Go through the data below and gather each line containing "right".

** START OF Extracted information **

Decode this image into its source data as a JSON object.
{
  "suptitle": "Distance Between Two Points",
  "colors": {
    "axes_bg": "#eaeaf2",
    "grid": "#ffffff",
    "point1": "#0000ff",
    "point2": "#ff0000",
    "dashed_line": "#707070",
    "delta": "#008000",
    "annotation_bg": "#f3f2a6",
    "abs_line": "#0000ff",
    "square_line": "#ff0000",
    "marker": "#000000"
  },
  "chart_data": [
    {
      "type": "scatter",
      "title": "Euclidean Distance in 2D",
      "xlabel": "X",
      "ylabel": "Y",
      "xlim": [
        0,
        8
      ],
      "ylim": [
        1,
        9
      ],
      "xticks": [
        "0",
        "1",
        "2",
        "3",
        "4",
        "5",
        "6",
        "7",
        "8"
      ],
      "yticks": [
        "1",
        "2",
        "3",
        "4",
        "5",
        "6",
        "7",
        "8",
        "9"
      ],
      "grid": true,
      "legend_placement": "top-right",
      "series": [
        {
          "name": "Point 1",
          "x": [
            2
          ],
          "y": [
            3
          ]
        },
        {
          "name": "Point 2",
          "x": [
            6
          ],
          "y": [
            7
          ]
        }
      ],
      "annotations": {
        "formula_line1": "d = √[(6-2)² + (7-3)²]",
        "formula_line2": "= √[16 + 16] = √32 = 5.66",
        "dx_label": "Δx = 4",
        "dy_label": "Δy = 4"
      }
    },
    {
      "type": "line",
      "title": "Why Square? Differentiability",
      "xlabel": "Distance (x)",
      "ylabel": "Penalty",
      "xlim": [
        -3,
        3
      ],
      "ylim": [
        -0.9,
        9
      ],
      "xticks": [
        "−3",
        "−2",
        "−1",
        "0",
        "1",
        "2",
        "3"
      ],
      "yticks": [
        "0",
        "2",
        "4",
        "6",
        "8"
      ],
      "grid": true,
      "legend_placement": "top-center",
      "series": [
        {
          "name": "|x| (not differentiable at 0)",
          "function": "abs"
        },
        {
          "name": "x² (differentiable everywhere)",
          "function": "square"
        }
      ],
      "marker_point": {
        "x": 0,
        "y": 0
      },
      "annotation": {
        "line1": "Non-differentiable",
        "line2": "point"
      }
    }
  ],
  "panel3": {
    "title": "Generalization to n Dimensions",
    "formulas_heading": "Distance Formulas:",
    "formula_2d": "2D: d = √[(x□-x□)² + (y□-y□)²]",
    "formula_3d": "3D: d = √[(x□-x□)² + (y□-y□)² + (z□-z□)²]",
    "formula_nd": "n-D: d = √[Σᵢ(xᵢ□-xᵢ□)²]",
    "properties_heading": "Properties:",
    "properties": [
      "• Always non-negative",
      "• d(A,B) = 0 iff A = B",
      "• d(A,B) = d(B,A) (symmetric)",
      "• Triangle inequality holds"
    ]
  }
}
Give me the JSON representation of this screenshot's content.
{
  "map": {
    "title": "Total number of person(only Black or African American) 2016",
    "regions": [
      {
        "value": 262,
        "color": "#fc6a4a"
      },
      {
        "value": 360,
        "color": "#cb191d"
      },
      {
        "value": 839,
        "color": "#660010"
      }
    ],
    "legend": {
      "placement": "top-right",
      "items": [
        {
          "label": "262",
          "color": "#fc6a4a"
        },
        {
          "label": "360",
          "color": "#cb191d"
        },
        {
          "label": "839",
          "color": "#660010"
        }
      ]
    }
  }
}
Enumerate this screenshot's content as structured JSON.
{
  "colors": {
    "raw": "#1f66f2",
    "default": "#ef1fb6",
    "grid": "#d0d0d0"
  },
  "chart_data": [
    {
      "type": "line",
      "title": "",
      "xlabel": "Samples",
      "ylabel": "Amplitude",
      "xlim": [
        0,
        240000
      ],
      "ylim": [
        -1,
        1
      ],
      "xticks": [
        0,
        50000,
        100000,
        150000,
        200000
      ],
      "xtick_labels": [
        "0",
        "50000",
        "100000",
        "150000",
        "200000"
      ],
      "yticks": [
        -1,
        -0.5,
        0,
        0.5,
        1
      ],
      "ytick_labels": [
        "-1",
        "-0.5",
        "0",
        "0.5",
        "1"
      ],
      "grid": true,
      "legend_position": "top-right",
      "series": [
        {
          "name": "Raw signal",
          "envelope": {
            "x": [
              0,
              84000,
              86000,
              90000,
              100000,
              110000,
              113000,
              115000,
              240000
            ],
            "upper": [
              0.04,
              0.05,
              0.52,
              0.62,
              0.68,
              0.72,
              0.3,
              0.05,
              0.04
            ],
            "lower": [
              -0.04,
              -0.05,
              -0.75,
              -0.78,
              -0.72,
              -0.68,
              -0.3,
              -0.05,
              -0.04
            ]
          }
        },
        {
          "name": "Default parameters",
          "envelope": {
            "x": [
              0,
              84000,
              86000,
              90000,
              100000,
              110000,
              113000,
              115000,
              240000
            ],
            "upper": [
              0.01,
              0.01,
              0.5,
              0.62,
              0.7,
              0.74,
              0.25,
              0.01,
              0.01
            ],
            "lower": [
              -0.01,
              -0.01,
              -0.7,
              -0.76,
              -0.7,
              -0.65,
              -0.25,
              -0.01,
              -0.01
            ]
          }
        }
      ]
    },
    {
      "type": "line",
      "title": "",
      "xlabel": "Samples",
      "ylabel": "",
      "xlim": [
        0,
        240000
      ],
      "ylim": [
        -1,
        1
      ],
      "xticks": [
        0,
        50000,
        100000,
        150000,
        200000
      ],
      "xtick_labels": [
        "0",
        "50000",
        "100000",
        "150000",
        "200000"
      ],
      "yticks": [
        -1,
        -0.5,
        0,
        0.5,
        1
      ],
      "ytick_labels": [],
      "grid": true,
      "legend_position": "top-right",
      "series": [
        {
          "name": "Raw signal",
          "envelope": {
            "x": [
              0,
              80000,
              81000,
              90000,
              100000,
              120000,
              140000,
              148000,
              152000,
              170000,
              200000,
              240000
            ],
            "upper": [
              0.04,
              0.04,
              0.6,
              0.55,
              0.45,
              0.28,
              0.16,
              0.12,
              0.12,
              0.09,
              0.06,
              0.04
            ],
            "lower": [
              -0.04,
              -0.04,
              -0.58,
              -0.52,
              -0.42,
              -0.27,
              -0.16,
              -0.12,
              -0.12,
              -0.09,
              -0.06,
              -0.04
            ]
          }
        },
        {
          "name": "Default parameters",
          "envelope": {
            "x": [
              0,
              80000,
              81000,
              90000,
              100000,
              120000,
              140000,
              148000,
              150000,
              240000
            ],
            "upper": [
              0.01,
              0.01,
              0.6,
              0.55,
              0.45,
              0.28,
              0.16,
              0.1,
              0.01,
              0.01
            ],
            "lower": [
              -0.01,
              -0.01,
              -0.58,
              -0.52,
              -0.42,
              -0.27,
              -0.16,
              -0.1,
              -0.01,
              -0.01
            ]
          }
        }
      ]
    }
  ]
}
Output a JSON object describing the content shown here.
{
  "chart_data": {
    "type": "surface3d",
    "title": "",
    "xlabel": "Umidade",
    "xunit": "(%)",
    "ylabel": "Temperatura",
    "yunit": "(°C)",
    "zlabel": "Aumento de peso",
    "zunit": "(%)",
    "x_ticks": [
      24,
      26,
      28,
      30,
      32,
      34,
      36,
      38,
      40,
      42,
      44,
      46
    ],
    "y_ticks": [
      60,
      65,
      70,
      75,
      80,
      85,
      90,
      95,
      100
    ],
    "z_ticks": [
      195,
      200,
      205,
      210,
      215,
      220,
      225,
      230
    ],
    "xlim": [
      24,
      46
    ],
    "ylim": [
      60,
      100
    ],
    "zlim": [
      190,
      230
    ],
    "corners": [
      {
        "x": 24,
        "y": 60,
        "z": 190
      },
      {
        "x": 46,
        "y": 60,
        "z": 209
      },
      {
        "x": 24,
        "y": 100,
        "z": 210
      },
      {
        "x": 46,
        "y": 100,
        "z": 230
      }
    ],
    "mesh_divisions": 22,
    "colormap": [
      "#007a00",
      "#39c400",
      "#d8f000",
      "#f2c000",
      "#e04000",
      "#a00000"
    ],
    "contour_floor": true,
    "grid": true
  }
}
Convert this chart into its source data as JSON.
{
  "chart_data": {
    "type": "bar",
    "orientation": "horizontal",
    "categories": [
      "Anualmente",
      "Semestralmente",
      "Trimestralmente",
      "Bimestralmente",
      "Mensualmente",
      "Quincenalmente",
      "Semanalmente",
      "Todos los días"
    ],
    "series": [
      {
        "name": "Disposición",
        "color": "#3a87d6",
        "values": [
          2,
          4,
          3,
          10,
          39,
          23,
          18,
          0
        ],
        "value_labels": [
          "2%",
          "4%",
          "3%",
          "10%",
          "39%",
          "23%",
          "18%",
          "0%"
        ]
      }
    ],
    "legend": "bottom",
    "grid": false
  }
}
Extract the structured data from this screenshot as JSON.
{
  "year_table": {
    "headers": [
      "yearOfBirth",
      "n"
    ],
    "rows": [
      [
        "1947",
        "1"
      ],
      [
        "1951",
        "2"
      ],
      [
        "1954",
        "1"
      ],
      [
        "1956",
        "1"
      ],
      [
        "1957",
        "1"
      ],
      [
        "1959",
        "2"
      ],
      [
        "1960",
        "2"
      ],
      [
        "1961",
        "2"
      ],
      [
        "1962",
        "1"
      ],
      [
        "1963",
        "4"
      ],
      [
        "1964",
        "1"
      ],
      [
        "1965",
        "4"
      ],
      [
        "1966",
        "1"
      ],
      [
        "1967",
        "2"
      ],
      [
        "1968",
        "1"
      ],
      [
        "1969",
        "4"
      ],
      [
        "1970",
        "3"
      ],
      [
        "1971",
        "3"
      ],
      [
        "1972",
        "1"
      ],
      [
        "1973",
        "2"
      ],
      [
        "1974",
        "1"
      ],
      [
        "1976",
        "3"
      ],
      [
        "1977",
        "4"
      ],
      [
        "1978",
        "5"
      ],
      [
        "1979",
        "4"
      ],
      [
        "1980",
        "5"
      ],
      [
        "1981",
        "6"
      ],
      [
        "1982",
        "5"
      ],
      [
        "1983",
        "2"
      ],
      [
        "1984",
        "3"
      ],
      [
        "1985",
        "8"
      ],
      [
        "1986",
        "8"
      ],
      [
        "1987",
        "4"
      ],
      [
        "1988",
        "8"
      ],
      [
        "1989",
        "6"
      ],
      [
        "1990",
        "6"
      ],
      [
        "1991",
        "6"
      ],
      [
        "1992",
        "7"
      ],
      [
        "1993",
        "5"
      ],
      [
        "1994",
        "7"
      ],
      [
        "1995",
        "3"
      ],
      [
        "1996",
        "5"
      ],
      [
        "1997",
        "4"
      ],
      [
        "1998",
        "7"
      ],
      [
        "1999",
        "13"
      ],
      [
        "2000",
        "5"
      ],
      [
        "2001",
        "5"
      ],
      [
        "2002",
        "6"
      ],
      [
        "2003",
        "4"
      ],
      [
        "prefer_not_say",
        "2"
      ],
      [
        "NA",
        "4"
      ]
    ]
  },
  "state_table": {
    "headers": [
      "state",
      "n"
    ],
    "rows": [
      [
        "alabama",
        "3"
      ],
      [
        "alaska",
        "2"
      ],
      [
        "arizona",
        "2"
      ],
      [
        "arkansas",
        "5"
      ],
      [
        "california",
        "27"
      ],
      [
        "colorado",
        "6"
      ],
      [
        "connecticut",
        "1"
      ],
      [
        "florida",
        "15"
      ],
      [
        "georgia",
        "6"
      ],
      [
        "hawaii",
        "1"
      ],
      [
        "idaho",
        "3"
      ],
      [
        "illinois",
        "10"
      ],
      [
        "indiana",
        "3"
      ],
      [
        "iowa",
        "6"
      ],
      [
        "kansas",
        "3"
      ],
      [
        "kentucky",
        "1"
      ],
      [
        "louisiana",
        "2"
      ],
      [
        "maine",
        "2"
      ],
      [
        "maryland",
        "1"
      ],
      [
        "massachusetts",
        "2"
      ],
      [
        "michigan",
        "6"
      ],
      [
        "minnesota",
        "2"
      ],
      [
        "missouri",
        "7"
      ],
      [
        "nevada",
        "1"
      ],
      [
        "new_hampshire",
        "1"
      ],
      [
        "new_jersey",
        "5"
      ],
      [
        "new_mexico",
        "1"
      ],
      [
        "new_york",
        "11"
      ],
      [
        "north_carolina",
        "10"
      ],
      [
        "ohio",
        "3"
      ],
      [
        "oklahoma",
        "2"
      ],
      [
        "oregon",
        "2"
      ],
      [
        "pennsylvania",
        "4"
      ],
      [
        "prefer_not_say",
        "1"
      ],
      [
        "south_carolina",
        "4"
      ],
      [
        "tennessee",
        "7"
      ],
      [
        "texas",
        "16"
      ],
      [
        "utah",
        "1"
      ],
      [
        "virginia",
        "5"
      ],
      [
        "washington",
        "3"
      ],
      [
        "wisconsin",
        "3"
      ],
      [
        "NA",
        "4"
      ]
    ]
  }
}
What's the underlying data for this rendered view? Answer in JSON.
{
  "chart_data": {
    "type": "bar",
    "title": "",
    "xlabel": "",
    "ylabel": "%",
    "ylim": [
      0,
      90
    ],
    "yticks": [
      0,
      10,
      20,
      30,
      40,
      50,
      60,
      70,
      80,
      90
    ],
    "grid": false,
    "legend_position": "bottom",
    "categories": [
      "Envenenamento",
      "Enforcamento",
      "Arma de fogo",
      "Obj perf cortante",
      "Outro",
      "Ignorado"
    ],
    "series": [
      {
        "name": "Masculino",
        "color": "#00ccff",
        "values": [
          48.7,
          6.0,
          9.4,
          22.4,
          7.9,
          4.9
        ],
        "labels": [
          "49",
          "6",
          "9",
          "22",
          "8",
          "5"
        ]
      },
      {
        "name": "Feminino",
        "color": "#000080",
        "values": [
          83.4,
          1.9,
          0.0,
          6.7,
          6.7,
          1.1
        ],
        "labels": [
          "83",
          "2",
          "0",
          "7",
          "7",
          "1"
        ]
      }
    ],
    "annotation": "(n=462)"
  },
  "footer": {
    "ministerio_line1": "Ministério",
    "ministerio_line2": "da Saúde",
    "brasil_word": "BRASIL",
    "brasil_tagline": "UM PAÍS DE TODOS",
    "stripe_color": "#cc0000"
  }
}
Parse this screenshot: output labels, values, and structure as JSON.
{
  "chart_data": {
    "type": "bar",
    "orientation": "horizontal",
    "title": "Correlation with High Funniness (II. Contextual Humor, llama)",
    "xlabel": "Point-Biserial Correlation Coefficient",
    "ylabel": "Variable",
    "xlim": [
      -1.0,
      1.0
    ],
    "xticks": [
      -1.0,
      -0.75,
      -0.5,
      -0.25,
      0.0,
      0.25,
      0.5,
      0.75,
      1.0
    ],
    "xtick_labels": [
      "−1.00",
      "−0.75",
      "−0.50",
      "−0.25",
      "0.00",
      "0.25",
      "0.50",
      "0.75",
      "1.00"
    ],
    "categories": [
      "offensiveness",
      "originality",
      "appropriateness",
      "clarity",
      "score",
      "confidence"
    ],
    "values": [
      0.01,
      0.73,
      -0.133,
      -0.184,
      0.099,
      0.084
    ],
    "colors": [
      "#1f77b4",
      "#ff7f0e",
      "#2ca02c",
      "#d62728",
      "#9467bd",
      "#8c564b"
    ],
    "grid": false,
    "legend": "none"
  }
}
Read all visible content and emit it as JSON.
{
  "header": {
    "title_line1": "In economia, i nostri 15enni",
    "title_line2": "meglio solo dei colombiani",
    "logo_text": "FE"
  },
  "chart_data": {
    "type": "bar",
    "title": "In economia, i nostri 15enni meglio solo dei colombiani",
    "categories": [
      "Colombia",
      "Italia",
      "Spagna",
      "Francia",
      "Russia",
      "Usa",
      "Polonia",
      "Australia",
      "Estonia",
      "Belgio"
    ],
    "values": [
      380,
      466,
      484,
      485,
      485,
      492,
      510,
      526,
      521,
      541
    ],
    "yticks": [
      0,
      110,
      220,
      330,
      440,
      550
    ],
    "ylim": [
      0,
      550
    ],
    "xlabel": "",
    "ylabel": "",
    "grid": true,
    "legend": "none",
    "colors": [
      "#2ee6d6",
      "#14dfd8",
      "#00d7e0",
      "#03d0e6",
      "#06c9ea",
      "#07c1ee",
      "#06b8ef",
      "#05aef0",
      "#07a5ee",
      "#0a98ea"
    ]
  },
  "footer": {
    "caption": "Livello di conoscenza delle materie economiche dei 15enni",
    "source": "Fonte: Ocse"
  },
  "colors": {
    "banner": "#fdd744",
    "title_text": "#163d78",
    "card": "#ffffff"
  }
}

** END OF Extracted information **

Task solution:
      "legend_placement": "top-right",
      "placement": "top-right",
      "legend_position": "top-right",
      "legend_position": "top-right",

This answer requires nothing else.